WHAT IS NEEDED: Exactly reproduce each line of the listing that follows.

DATA FOR THIS EXERCISE:
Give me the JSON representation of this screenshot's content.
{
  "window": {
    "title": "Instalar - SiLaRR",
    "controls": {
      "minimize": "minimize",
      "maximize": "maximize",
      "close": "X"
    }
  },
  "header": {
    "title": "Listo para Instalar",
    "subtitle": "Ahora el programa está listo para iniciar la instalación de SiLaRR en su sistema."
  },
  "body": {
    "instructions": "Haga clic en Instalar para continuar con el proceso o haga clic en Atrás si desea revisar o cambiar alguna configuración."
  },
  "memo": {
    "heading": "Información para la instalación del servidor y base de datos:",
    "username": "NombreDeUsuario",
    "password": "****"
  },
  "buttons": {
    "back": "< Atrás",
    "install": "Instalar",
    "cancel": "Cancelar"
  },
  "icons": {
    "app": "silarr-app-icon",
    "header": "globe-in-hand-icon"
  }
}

OUTPUT FOR THIS TASK:
Give me the JSON representation of this screenshot's content.
{
  "window": {
    "title": "Instalar - SiLaRR",
    "controls": {
      "minimize": "minimize",
      "maximize": "maximize",
      "close": "X"
    }
  },
  "header": {
    "title": "Listo para Instalar",
    "subtitle": "Ahora el programa está listo para iniciar la instalación de SiLaRR en su sistema."
  },
  "body": {
    "instructions": "Haga clic en Instalar para continuar con el proceso o haga clic en Atrás si desea revisar o cambiar alguna configuración."
  },
  "memo": {
    "heading": "Información para la instalación del servidor y base de datos:",
    "username": "NombreDeUsuario",
    "password": "****"
  },
  "buttons": {
    "back": "< Atrás",
    "install": "Instalar",
    "cancel": "Cancelar"
  },
  "icons": {
    "app": "silarr-app-icon",
    "header": "globe-in-hand-icon"
  }
}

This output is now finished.